— Dataset extract —
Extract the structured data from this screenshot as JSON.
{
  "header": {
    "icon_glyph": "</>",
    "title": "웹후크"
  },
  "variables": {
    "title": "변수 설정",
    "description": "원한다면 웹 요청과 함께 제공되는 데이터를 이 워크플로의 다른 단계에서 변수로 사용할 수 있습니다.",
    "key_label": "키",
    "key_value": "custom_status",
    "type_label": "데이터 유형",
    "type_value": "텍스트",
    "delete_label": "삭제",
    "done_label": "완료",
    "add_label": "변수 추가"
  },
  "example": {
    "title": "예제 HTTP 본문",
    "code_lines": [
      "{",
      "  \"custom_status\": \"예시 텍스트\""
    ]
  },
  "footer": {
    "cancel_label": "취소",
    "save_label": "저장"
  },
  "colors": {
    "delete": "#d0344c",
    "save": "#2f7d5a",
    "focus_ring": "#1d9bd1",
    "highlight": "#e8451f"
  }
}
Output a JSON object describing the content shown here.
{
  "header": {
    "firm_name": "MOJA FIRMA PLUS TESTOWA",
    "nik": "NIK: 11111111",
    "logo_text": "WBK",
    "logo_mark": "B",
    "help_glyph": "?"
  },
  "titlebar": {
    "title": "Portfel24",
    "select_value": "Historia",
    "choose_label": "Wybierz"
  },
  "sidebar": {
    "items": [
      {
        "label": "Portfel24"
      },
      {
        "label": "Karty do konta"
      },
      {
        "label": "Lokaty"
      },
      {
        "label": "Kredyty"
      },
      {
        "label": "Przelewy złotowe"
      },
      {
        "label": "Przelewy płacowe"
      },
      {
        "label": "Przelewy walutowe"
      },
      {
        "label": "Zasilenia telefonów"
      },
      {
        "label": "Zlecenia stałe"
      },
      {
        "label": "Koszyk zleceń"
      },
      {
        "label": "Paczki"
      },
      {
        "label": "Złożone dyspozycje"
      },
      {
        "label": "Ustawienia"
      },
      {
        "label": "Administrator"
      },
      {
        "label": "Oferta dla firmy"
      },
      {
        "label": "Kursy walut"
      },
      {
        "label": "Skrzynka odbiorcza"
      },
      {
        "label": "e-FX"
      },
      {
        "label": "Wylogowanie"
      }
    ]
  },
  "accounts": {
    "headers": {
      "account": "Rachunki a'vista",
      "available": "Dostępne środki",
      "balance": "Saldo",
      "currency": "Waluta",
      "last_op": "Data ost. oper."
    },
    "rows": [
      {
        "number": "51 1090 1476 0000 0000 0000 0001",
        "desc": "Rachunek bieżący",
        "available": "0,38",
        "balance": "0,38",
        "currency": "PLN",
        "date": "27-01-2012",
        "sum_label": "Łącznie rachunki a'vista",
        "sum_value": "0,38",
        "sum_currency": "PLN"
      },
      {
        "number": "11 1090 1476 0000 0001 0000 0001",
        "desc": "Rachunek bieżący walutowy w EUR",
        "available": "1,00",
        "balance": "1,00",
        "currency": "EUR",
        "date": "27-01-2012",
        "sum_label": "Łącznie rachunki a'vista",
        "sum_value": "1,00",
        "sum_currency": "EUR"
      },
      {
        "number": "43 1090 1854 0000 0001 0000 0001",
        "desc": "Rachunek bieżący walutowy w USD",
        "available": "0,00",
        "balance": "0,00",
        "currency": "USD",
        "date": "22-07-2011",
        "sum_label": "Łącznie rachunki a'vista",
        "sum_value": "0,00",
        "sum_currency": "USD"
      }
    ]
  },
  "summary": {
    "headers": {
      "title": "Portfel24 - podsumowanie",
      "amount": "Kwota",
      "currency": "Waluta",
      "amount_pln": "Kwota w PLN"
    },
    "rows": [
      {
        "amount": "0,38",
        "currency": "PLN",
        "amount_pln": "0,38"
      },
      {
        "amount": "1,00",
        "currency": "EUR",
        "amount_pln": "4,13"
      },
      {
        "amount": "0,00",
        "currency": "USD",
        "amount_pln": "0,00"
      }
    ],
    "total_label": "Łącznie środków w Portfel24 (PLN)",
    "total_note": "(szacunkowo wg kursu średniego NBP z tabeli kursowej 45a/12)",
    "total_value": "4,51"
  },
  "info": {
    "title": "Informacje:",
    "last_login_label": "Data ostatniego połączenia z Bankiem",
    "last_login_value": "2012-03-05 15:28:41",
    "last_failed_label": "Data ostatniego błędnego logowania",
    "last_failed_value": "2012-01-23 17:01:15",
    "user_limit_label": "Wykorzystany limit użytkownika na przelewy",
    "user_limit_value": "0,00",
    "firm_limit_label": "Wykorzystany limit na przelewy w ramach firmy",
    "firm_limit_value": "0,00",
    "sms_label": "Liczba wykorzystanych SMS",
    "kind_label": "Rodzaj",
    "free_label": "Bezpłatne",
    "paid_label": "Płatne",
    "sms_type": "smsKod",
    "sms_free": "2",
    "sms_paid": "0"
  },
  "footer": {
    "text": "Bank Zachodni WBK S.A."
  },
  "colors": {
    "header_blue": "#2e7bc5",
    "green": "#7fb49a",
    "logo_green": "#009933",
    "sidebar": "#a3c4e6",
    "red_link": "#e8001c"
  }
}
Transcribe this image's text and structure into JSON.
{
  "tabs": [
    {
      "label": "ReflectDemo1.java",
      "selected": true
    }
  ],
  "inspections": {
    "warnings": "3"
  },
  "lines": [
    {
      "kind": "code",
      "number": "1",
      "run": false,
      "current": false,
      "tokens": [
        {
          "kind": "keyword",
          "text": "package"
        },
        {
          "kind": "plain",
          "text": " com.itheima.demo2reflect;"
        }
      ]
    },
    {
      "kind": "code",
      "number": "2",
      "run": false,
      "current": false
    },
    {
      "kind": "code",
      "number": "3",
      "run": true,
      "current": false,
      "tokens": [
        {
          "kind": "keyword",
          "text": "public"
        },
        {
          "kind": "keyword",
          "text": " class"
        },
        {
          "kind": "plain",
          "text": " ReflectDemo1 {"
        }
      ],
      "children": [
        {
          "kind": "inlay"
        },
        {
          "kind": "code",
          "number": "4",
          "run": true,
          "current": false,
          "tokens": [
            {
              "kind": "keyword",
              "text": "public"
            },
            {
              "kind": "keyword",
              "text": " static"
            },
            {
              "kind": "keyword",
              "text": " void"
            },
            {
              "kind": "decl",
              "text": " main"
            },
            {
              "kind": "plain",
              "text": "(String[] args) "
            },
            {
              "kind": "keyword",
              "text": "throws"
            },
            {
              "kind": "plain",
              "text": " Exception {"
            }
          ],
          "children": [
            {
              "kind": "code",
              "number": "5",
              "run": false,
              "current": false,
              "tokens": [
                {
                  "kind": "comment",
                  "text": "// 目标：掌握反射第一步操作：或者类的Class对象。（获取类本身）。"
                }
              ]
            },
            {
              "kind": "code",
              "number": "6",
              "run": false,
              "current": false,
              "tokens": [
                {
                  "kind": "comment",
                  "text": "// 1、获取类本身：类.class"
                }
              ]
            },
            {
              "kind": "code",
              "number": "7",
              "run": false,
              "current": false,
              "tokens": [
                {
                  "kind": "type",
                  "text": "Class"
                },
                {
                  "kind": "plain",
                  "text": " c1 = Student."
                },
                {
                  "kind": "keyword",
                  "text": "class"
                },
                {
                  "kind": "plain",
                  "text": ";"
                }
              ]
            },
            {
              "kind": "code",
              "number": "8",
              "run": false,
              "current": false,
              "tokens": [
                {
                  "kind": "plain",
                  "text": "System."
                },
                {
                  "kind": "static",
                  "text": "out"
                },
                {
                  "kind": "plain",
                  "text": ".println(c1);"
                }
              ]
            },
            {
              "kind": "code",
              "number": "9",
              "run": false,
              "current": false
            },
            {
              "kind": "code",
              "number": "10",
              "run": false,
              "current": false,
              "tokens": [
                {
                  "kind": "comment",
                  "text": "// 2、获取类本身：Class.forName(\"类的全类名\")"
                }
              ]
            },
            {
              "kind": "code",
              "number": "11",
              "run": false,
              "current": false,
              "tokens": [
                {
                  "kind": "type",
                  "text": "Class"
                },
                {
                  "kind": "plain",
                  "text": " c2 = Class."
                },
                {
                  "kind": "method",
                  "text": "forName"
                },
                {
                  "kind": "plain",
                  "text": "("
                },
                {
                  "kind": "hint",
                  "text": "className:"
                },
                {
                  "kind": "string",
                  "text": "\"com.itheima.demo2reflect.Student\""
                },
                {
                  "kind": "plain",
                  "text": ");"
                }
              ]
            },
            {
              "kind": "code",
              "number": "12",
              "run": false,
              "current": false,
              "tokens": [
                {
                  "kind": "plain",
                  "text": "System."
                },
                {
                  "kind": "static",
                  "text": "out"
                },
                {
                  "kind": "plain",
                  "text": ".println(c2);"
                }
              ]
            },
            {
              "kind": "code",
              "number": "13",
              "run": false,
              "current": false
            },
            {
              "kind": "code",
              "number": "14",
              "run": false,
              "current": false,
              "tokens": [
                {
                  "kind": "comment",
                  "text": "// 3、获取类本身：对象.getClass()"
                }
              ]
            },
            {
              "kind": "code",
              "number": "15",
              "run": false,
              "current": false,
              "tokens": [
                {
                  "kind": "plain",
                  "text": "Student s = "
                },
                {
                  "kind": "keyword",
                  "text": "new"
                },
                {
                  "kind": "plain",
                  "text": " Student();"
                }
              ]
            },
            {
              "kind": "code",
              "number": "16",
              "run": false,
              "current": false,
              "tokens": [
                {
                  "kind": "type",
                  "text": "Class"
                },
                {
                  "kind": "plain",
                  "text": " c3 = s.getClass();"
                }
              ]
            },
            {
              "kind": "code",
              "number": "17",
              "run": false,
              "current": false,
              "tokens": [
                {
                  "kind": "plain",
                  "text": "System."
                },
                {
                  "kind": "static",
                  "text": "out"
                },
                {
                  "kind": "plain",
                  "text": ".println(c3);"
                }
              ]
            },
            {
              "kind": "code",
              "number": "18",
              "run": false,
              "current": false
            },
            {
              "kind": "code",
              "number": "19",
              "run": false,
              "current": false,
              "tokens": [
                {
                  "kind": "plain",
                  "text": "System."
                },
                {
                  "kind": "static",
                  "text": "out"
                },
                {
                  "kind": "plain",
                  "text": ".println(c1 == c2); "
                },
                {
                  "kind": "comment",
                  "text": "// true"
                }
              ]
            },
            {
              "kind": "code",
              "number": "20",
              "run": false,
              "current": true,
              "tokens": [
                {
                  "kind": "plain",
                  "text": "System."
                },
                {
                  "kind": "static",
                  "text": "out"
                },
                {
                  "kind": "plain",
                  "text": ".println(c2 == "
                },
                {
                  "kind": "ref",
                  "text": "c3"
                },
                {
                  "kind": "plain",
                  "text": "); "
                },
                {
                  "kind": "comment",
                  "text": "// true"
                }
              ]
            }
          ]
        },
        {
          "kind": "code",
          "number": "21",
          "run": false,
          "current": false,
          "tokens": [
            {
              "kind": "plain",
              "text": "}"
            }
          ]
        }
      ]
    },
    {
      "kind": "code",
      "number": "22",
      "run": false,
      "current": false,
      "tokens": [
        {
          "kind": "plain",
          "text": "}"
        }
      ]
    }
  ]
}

— Problem to solve —
Select every line of the records holding the string "balance".

— The reply —
      "balance": "Saldo",
        "balance": "0,38",
        "balance": "1,00",
        "balance": "0,00",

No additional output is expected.